(Action item): The complete set of records below must be repeated precisely as given.

(Information):
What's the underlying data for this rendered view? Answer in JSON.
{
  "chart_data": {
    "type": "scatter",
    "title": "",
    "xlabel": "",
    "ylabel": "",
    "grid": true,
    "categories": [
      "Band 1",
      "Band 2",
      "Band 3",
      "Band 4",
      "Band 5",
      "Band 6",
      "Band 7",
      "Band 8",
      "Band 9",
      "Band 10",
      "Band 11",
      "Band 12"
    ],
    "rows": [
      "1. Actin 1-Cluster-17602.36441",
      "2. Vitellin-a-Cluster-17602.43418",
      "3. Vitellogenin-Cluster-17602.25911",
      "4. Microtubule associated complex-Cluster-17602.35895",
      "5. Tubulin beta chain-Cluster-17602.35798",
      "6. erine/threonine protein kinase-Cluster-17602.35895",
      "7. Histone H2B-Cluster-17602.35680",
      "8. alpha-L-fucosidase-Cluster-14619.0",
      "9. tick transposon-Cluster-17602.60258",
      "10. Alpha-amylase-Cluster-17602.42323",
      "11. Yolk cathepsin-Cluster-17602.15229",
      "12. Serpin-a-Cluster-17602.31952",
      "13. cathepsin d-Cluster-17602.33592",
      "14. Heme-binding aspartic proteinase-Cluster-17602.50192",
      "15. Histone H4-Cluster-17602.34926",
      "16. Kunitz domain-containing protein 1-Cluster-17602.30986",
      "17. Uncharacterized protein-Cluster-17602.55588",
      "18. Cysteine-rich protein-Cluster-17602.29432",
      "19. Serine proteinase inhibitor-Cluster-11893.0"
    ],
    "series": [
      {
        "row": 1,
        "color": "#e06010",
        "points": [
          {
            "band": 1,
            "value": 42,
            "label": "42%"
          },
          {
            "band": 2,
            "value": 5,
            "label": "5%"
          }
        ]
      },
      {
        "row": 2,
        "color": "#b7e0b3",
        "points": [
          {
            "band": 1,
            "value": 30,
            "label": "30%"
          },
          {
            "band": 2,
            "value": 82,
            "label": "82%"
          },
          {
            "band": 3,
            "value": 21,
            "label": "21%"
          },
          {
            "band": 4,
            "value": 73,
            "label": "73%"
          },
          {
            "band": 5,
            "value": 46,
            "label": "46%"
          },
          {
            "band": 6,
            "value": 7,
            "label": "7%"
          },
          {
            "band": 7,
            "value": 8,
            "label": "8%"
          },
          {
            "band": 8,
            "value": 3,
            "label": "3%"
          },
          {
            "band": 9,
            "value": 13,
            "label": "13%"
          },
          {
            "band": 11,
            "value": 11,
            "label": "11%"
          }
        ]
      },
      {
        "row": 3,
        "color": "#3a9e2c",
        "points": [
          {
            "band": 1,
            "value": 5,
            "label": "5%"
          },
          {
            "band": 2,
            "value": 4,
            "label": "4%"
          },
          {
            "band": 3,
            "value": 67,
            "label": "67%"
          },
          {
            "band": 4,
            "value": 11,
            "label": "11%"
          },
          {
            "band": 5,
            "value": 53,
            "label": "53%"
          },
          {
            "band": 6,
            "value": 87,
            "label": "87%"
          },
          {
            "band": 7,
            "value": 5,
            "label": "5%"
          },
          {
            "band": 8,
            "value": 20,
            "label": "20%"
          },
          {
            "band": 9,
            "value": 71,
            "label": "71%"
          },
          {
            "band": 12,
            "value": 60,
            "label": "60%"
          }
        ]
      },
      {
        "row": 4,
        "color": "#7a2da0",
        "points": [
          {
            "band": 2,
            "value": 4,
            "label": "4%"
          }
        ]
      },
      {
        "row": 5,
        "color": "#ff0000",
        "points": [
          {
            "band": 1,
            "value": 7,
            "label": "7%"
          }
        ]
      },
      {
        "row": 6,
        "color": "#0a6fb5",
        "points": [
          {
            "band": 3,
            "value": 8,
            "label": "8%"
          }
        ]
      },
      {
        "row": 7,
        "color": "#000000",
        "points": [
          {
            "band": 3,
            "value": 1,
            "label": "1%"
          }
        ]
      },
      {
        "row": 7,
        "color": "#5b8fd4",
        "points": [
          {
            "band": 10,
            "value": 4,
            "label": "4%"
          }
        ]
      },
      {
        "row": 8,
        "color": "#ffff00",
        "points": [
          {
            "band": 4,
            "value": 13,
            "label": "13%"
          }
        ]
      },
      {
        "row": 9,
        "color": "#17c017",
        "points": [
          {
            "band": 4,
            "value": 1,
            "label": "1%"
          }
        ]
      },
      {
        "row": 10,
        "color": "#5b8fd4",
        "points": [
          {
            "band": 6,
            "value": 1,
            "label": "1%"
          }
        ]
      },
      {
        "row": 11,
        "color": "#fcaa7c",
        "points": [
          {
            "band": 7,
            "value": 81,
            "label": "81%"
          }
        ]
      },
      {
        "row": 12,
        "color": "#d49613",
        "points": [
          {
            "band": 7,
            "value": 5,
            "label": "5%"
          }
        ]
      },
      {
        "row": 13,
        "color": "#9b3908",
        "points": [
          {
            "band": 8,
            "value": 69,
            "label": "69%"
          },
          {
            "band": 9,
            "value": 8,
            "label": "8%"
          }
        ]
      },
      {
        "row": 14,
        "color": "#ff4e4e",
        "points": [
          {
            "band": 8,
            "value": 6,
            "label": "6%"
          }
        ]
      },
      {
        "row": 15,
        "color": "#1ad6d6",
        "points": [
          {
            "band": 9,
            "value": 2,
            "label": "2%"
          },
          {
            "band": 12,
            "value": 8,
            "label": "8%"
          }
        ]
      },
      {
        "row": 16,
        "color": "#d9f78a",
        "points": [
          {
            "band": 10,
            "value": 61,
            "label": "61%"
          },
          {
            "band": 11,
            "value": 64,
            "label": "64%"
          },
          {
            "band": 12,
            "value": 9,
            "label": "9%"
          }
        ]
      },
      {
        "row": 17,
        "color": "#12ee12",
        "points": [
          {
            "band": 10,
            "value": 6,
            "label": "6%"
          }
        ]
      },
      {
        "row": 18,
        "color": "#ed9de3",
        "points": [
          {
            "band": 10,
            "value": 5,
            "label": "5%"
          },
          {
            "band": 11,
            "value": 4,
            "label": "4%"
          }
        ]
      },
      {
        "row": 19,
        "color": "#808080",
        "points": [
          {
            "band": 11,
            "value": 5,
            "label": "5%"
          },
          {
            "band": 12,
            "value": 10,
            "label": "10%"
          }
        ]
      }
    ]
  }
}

(Exercise response):
What's the underlying data for this rendered view? Answer in JSON.
{
  "chart_data": {
    "type": "scatter",
    "title": "",
    "xlabel": "",
    "ylabel": "",
    "grid": true,
    "categories": [
      "Band 1",
      "Band 2",
      "Band 3",
      "Band 4",
      "Band 5",
      "Band 6",
      "Band 7",
      "Band 8",
      "Band 9",
      "Band 10",
      "Band 11",
      "Band 12"
    ],
    "rows": [
      "1. Actin 1-Cluster-17602.36441",
      "2. Vitellin-a-Cluster-17602.43418",
      "3. Vitellogenin-Cluster-17602.25911",
      "4. Microtubule associated complex-Cluster-17602.35895",
      "5. Tubulin beta chain-Cluster-17602.35798",
      "6. erine/threonine protein kinase-Cluster-17602.35895",
      "7. Histone H2B-Cluster-17602.35680",
      "8. alpha-L-fucosidase-Cluster-14619.0",
      "9. tick transposon-Cluster-17602.60258",
      "10. Alpha-amylase-Cluster-17602.42323",
      "11. Yolk cathepsin-Cluster-17602.15229",
      "12. Serpin-a-Cluster-17602.31952",
      "13. cathepsin d-Cluster-17602.33592",
      "14. Heme-binding aspartic proteinase-Cluster-17602.50192",
      "15. Histone H4-Cluster-17602.34926",
      "16. Kunitz domain-containing protein 1-Cluster-17602.30986",
      "17. Uncharacterized protein-Cluster-17602.55588",
      "18. Cysteine-rich protein-Cluster-17602.29432",
      "19. Serine proteinase inhibitor-Cluster-11893.0"
    ],
    "series": [
      {
        "row": 1,
        "color": "#e06010",
        "points": [
          {
            "band": 1,
            "value": 42,
            "label": "42%"
          },
          {
            "band": 2,
            "value": 5,
            "label": "5%"
          }
        ]
      },
      {
        "row": 2,
        "color": "#b7e0b3",
        "points": [
          {
            "band": 1,
            "value": 30,
            "label": "30%"
          },
          {
            "band": 2,
            "value": 82,
            "label": "82%"
          },
          {
            "band": 3,
            "value": 21,
            "label": "21%"
          },
          {
            "band": 4,
            "value": 73,
            "label": "73%"
          },
          {
            "band": 5,
            "value": 46,
            "label": "46%"
          },
          {
            "band": 6,
            "value": 7,
            "label": "7%"
          },
          {
            "band": 7,
            "value": 8,
            "label": "8%"
          },
          {
            "band": 8,
            "value": 3,
            "label": "3%"
          },
          {
            "band": 9,
            "value": 13,
            "label": "13%"
          },
          {
            "band": 11,
            "value": 11,
            "label": "11%"
          }
        ]
      },
      {
        "row": 3,
        "color": "#3a9e2c",
        "points": [
          {
            "band": 1,
            "value": 5,
            "label": "5%"
          },
          {
            "band": 2,
            "value": 4,
            "label": "4%"
          },
          {
            "band": 3,
            "value": 67,
            "label": "67%"
          },
          {
            "band": 4,
            "value": 11,
            "label": "11%"
          },
          {
            "band": 5,
            "value": 53,
            "label": "53%"
          },
          {
            "band": 6,
            "value": 87,
            "label": "87%"
          },
          {
            "band": 7,
            "value": 5,
            "label": "5%"
          },
          {
            "band": 8,
            "value": 20,
            "label": "20%"
          },
          {
            "band": 9,
            "value": 71,
            "label": "71%"
          },
          {
            "band": 12,
            "value": 60,
            "label": "60%"
          }
        ]
      },
      {
        "row": 4,
        "color": "#7a2da0",
        "points": [
          {
            "band": 2,
            "value": 4,
            "label": "4%"
          }
        ]
      },
      {
        "row": 5,
        "color": "#ff0000",
        "points": [
          {
            "band": 1,
            "value": 7,
            "label": "7%"
          }
        ]
      },
      {
        "row": 6,
        "color": "#0a6fb5",
        "points": [
          {
            "band": 3,
            "value": 8,
            "label": "8%"
          }
        ]
      },
      {
        "row": 7,
        "color": "#000000",
        "points": [
          {
            "band": 3,
            "value": 1,
            "label": "1%"
          }
        ]
      },
      {
        "row": 7,
        "color": "#5b8fd4",
        "points": [
          {
            "band": 10,
            "value": 4,
            "label": "4%"
          }
        ]
      },
      {
        "row": 8,
        "color": "#ffff00",
        "points": [
          {
            "band": 4,
            "value": 13,
            "label": "13%"
          }
        ]
      },
      {
        "row": 9,
        "color": "#17c017",
        "points": [
          {
            "band": 4,
            "value": 1,
            "label": "1%"
          }
        ]
      },
      {
        "row": 10,
        "color": "#5b8fd4",
        "points": [
          {
            "band": 6,
            "value": 1,
            "label": "1%"
          }
        ]
      },
      {
        "row": 11,
        "color": "#fcaa7c",
        "points": [
          {
            "band": 7,
            "value": 81,
            "label": "81%"
          }
        ]
      },
      {
        "row": 12,
        "color": "#d49613",
        "points": [
          {
            "band": 7,
            "value": 5,
            "label": "5%"
          }
        ]
      },
      {
        "row": 13,
        "color": "#9b3908",
        "points": [
          {
            "band": 8,
            "value": 69,
            "label": "69%"
          },
          {
            "band": 9,
            "value": 8,
            "label": "8%"
          }
        ]
      },
      {
        "row": 14,
        "color": "#ff4e4e",
        "points": [
          {
            "band": 8,
            "value": 6,
            "label": "6%"
          }
        ]
      },
      {
        "row": 15,
        "color": "#1ad6d6",
        "points": [
          {
            "band": 9,
            "value": 2,
            "label": "2%"
          },
          {
            "band": 12,
            "value": 8,
            "label": "8%"
          }
        ]
      },
      {
        "row": 16,
        "color": "#d9f78a",
        "points": [
          {
            "band": 10,
            "value": 61,
            "label": "61%"
          },
          {
            "band": 11,
            "value": 64,
            "label": "64%"
          },
          {
            "band": 12,
            "value": 9,
            "label": "9%"
          }
        ]
      },
      {
        "row": 17,
        "color": "#12ee12",
        "points": [
          {
            "band": 10,
            "value": 6,
            "label": "6%"
          }
        ]
      },
      {
        "row": 18,
        "color": "#ed9de3",
        "points": [
          {
            "band": 10,
            "value": 5,
            "label": "5%"
          },
          {
            "band": 11,
            "value": 4,
            "label": "4%"
          }
        ]
      },
      {
        "row": 19,
        "color": "#808080",
        "points": [
          {
            "band": 11,
            "value": 5,
            "label": "5%"
          },
          {
            "band": 12,
            "value": 10,
            "label": "10%"
          }
        ]
      }
    ]
  }
}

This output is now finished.